Task prompt.
Copy out all the lines in the records that include the word "選手練習会".

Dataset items
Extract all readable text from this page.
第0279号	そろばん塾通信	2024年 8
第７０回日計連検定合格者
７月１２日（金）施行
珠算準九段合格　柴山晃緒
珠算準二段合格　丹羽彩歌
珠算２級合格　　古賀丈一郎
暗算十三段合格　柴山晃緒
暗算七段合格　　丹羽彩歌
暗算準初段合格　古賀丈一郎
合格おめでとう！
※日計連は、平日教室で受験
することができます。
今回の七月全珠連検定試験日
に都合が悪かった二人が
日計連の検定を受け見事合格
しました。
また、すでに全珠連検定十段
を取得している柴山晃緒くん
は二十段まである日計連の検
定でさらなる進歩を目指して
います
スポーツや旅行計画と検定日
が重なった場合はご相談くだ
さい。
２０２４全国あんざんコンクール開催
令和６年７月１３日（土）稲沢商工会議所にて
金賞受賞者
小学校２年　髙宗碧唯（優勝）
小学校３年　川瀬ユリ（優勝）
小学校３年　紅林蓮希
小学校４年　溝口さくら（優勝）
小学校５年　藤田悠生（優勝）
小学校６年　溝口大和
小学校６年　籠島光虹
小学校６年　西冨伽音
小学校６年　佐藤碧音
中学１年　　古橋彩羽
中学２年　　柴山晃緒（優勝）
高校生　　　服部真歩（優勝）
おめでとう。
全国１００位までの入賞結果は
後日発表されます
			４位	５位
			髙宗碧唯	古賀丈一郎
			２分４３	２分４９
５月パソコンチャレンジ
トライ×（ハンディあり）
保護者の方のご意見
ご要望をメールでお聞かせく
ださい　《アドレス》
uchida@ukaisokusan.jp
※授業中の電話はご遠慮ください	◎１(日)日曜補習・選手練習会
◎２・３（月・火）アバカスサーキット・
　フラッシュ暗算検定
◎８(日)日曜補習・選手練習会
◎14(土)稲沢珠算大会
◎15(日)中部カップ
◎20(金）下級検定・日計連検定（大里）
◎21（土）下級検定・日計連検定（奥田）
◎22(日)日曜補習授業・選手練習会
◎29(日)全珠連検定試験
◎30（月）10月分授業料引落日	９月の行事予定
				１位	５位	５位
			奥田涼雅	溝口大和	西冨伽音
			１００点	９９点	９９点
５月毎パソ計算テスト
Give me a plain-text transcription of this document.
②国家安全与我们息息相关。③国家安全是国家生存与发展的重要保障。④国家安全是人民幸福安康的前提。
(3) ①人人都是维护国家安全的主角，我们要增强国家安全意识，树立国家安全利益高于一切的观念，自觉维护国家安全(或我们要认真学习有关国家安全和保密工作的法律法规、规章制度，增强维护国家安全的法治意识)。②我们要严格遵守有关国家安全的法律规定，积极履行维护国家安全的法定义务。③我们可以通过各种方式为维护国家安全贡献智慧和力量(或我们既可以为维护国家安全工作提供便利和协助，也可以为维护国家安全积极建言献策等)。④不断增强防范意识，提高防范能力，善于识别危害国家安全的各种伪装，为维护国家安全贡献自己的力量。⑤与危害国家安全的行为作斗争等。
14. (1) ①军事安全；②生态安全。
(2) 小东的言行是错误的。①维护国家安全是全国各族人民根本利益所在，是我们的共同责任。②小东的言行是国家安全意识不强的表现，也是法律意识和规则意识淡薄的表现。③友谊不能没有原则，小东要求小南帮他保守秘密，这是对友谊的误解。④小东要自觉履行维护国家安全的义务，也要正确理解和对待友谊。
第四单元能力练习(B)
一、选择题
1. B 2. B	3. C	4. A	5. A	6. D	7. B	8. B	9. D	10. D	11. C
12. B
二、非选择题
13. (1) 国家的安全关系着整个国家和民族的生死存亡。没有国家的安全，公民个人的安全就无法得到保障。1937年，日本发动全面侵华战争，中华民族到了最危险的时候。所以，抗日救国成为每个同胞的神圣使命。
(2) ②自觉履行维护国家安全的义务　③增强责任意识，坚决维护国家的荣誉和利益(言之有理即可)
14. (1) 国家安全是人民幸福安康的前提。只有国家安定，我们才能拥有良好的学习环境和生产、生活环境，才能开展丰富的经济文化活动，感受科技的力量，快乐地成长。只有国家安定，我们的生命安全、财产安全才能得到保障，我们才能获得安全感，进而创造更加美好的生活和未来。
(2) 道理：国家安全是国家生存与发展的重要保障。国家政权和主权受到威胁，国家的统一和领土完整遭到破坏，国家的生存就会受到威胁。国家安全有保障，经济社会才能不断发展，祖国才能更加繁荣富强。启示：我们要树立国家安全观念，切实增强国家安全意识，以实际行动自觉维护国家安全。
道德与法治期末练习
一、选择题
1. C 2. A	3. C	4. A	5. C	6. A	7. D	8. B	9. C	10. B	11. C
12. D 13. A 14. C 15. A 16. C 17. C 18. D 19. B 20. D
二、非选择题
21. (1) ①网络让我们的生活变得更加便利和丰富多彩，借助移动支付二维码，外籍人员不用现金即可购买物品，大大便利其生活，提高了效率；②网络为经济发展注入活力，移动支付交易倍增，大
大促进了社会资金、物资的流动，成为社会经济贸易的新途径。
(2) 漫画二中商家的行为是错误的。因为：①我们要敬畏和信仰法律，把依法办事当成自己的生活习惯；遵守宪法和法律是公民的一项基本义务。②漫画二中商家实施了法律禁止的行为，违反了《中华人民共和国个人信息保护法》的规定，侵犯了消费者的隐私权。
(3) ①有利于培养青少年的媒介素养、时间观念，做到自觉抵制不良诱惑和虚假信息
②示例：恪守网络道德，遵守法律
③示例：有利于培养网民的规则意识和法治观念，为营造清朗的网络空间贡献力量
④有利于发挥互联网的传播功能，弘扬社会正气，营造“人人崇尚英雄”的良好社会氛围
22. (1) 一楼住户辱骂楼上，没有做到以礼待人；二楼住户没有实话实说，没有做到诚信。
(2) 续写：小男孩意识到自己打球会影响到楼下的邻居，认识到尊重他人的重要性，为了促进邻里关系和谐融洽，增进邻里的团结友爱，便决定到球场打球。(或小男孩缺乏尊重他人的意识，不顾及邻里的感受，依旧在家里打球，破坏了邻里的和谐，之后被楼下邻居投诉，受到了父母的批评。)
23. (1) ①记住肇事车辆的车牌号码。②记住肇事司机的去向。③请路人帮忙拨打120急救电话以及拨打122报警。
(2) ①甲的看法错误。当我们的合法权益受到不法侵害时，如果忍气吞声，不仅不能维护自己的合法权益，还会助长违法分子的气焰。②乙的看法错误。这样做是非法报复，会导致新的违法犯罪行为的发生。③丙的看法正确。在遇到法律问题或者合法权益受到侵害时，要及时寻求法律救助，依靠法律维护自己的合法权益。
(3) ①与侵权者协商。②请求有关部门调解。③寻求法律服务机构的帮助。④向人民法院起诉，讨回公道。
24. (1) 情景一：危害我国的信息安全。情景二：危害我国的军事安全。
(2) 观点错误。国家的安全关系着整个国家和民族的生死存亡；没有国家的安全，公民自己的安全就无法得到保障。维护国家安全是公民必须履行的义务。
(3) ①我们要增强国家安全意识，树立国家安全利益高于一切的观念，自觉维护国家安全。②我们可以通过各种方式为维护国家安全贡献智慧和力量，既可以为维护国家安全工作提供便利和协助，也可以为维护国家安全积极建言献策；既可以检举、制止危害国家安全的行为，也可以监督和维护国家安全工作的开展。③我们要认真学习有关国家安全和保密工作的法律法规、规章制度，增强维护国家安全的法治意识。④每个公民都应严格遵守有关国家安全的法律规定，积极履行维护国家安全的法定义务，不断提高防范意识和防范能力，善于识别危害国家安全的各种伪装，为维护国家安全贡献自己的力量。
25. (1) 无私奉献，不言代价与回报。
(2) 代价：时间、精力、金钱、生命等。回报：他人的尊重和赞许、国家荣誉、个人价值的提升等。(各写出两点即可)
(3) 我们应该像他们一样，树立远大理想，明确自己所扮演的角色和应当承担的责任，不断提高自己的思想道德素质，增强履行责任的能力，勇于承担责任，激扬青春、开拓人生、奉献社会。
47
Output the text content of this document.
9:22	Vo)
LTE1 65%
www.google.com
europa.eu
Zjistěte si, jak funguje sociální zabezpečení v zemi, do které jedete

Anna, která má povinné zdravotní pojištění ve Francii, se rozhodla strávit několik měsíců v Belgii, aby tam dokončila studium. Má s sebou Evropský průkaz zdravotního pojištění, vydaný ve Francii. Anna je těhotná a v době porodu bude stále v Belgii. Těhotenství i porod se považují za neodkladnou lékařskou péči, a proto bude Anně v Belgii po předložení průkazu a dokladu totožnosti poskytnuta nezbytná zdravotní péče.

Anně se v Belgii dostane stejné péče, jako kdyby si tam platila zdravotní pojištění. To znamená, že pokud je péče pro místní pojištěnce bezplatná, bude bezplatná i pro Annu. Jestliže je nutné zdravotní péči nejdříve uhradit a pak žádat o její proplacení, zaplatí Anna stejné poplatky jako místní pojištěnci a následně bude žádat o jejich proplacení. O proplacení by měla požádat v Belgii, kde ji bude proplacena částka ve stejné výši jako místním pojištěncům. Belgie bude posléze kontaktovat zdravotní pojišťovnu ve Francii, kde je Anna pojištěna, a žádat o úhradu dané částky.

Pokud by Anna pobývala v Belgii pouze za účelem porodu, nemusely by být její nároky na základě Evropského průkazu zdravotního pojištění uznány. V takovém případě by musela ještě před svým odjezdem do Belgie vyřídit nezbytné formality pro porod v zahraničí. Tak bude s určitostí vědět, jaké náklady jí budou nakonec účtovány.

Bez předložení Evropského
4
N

Answer below.
※授業中の電話はご遠慮ください	◎１(日)日曜補習・選手練習会
◎８(日)日曜補習・選手練習会
◎22(日)日曜補習授業・選手練習会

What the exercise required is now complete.